[Texto citado]:

▬▬▬▬▬▬▬▬▬▬

Cuando llegó la crisis sufrimos más que nadie, porque en los años de bonanza se incubaron tres desequilibrios typical spanish: el endeudamiento de familias y empresas, una fuerte exposición al mercado inmobiliario y unos costes laborales siempre por encima de la productividad. Resultados que no son consecuencia de una mala aplicación de una buena política; son la consecuencia inexorable de la aplicación de unas recetas que ya habían firmado su divorcio con la realidad mucho antes del colapso de Lehman Brothers.
Rubalcaba pretende ahora matizar las políticas de Zapatero, en cuyo Gabinete ha tenido un papel relevante, pero no parece dispuesto a ir mucho más lejos. La realidad es que Rubalcaba debería afrontar una crisis que va mucho más allá del zapaterismo, incluso más allá de su partido, porque es la socialdemocracia la que está en crisis. Lo dice bien John Gray, un conocido profesor de Oxford muy cercano a los laboristas: “A menos que las socialdemocracias europeas se transformen profunda y rápidamente, serán barridas por el huracán de la competencia mundial”.

▬▬▬▬▬▬▬▬▬▬

[Datos proporcionados]:

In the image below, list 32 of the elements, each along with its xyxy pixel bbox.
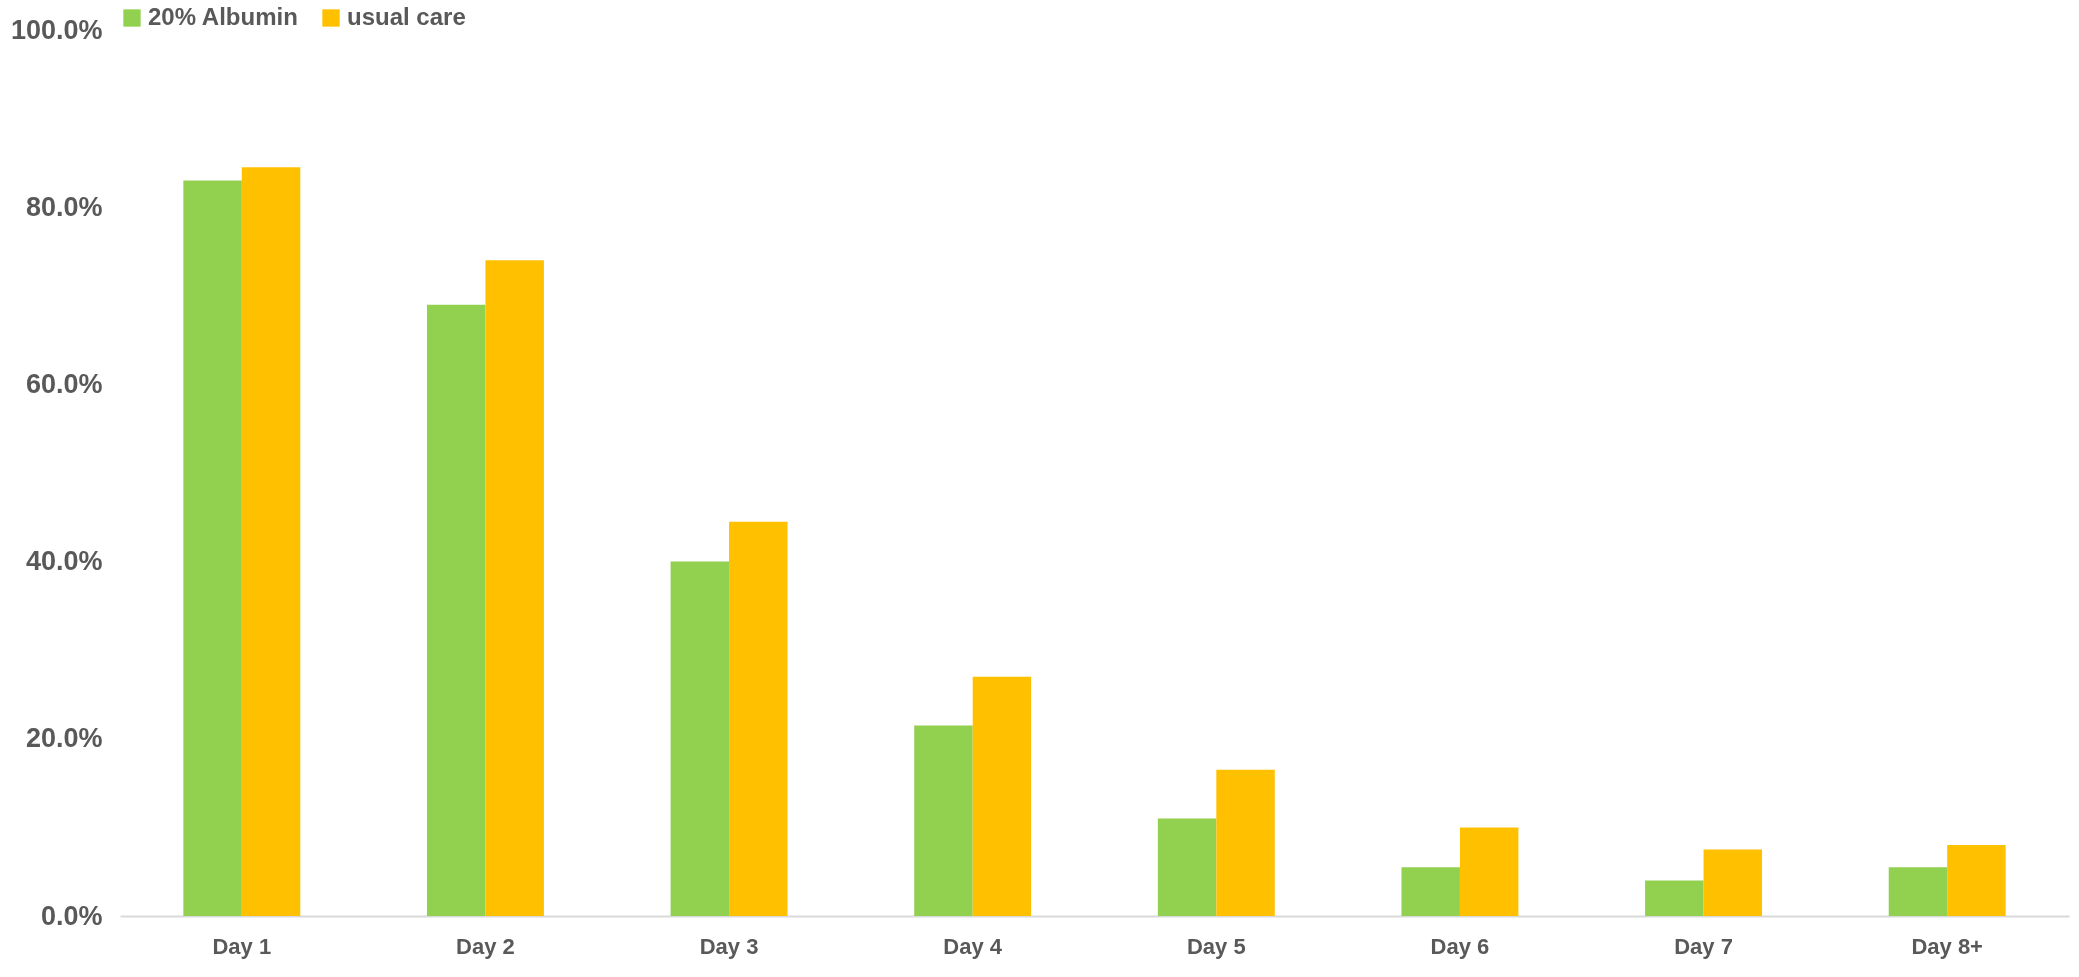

▬▬▬▬▬▬▬▬▬▬

[Tareas y ejercicios]:
a. Enumera los desequilibrios que, según el texto citado, se incubaron en los años de bonanza.
b. Contesta con el texto citado:
(i) ¿Qué colapso se menciona como punto de referencia temporal?
(ii) ¿De qué universidad es profesor John Gray?
(iii) ¿Qué corriente política, según el texto, está en crisis?
c. Por favor, retoma el texto citado a partir de su última frase y continúalo.

[Resultados por tarea]:
a.
- El endeudamiento de familias y empresas
- Una fuerte exposición al mercado inmobiliario
- Unos costes laborales siempre por encima de la productividad

b.
(i) El colapso de Lehman Brothers.
(ii) De Oxford.
(iii) La socialdemocracia.

c.
El declive político de la izquierda europea empieza con la globalización y se hace más evidente cuando ponemos en marcha una unión económica y monetaria en el Tratado de Maastricht. La socialdemocracia no se adapta al cambio y se coloca en una situación de fuera de juego que no ha corregido desde entonces. Aunque no soy socialista me preocupa el agotamiento intelectual de la socialdemocracia, porque su hundimiento allanaría el camino a quienes quieren desmantelar el Estado de bienestar, una conquista que fue posible gracias a la colaboración entre democristianos y socialdemócratas. Y no está la Magdalena para tafetanes.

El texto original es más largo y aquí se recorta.